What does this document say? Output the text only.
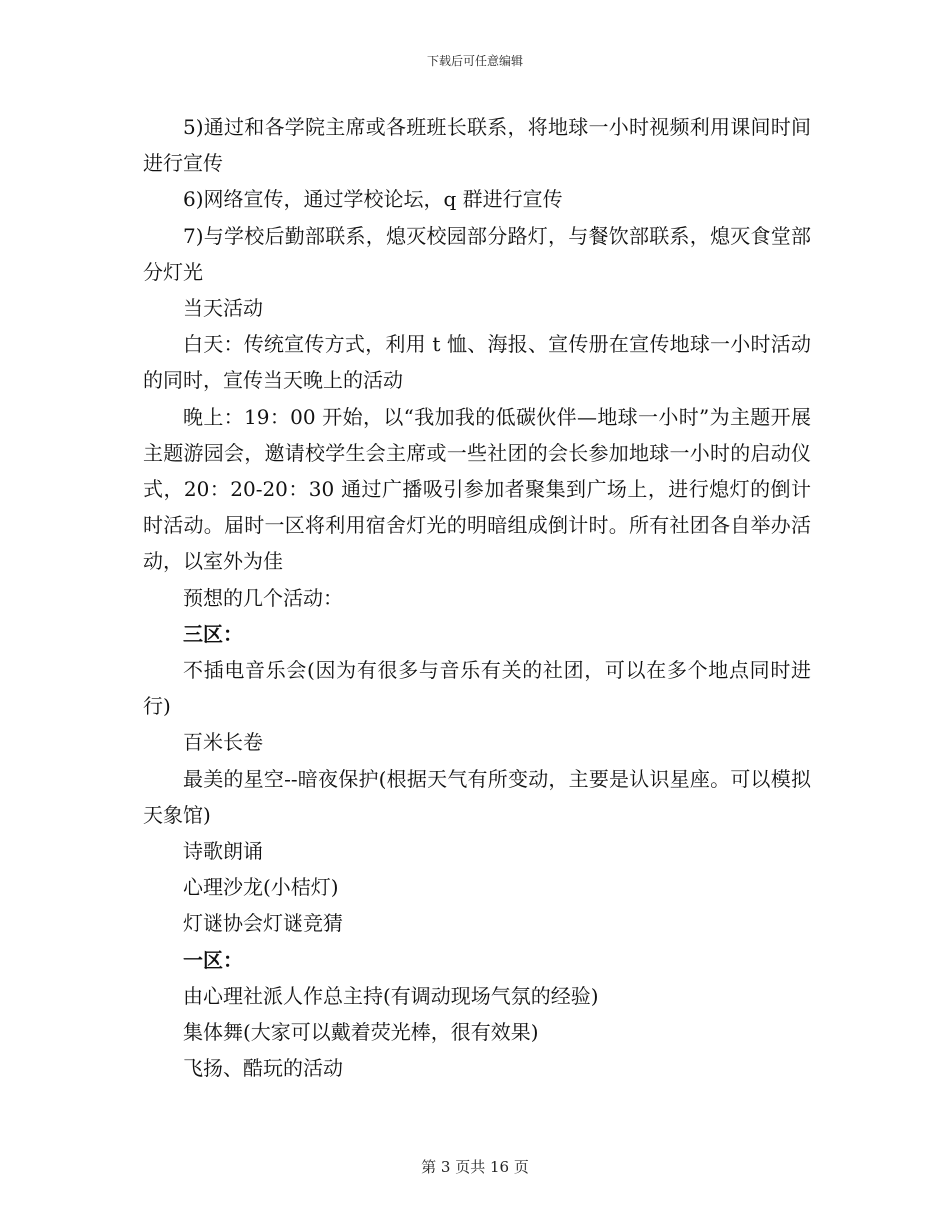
下载后可任意编辑

5)通过和各学院主席或各班班长联系，将地球一小时视频利用课间时间进行宣传

6)网络宣传，通过学校论坛，q 群进行宣传

7)与学校后勤部联系，熄灭校园部分路灯，与餐饮部联系，熄灭食堂部分灯光

当天活动

白天：传统宣传方式，利用 t 恤、海报、宣传册在宣传地球一小时活动的同时，宣传当天晚上的活动

晚上：19：00 开始，以“我加我的低碳伙伴—地球一小时”为主题开展主题游园会，邀请校学生会主席或一些社团的会长参加地球一小时的启动仪式，20：20-20：30 通过广播吸引参加者聚集到广场上，进行熄灯的倒计时活动。届时一区将利用宿舍灯光的明暗组成倒计时。所有社团各自举办活动，以室外为佳

预想的几个活动：

三区：

不插电音乐会(因为有很多与音乐有关的社团，可以在多个地点同时进行)

百米长卷

最美的星空--暗夜保护(根据天气有所变动，主要是认识星座。可以模拟天象馆)

诗歌朗诵

心理沙龙(小桔灯)

灯谜协会灯谜竞猜

一区：

由心理社派人作总主持(有调动现场气氛的经验)

集体舞(大家可以戴着荧光棒，很有效果)

飞扬、酷玩的活动

第 3 页共 16 页
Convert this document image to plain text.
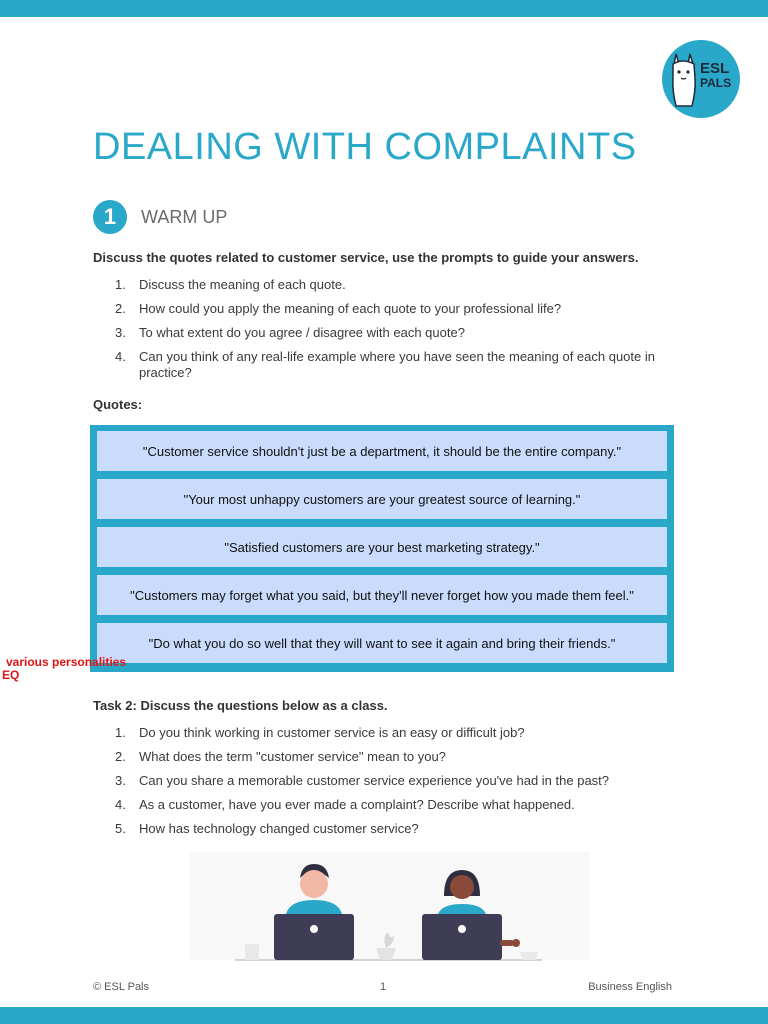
ESL
PALS
DEALING WITH COMPLAINTS
1	WARM UP
Discuss the quotes related to customer service, use the prompts to guide your answers.
1. Discuss the meaning of each quote.
2. How could you apply the meaning of each quote to your professional life?
3. To what extent do you agree / disagree with each quote?
4. Can you think of any real-life example where you have seen the meaning of each quote in practice?
Quotes:
"Customer service shouldn't just be a department, it should be the entire company."
"Your most unhappy customers are your greatest source of learning."
"Satisfied customers are your best marketing strategy."
"Customers may forget what you said, but they'll never forget how you made them feel."
"Do what you do so well that they will want to see it again and bring their friends."
various personalities
EQ
Task 2: Discuss the questions below as a class.
1. Do you think working in customer service is an easy or difficult job?
2. What does the term "customer service" mean to you?
3. Can you share a memorable customer service experience you've had in the past?
4. As a customer, have you ever made a complaint? Describe what happened.
5. How has technology changed customer service?
© ESL Pals	1	Business English
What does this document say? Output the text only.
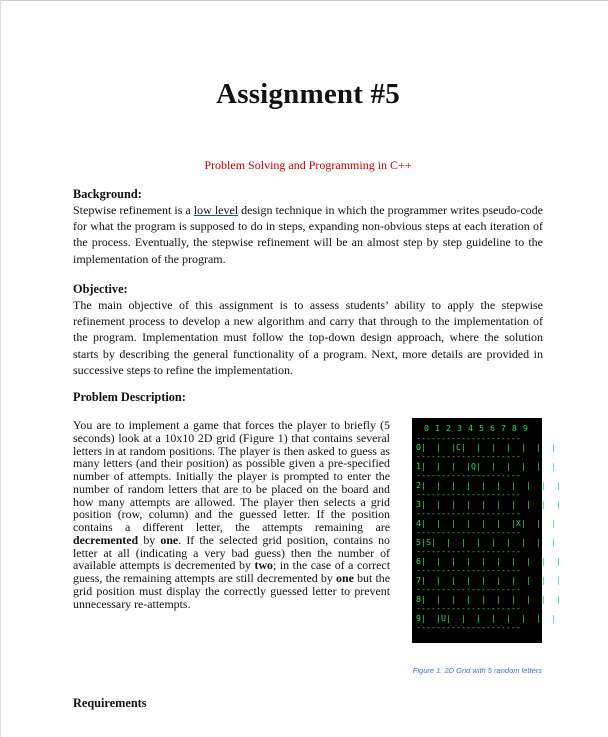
Assignment #5
Problem Solving and Programming in C++
Background:
Stepwise refinement is a low level design technique in which the programmer writes pseudo-code for what the program is supposed to do in steps, expanding non-obvious steps at each iteration of the process. Eventually, the stepwise refinement will be an almost step by step guideline to the implementation of the program.
Objective:
The main objective of this assignment is to assess students’ ability to apply the stepwise refinement process to develop a new algorithm and carry that through to the implementation of the program. Implementation must follow the top-down design approach, where the solution starts by describing the general functionality of a program. Next, more details are provided in successive steps to refine the implementation.
Problem Description:
You are to implement a game that forces the player to briefly (5 seconds) look at a 10x10 2D grid (Figure 1) that contains several letters in at random positions. The player is then asked to guess as many letters (and their position) as possible given a pre-specified number of attempts. Initially the player is prompted to enter the number of random letters that are to be placed on the board and how many attempts are allowed. The player then selects a grid position (row, column) and the guessed letter. If the position contains a different letter, the attempts remaining are decremented by one. If the selected grid position, contains no letter at all (indicating a very bad guess) then the number of available attempts is decremented by two; in the case of a correct guess, the remaining attempts are still decremented by one but the grid position must display the correctly guessed letter to prevent unnecessary re-attempts.
0 1 2 3 4 5 6 7 8 9
---------------------
0|  |  |C|  |  |  |  |  |  |
---------------------
1|  |  |  |Q|  |  |  |  |  |
---------------------
2|  |  |  |  |  |  |  |  |  |
---------------------
3|  |  |  |  |  |  |  |  |  |
---------------------
4|  |  |  |  |  |  |X|  |  |
---------------------
5|S|  |  |  |  |  |  |  |  |
---------------------
6|  |  |  |  |  |  |  |  |  |
---------------------
7|  |  |  |  |  |  |  |  |  |
---------------------
8|  |  |  |  |  |  |  |  |  |
---------------------
9|  |U|  |  |  |  |  |  |  |
---------------------
Figure 1. 2D Grid with 5 random letters
Requirements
____
◆ **Written exercise**: Check each line above for the word "they" and say how many have it, with nothing else.

◆ **Solution to this task**: 2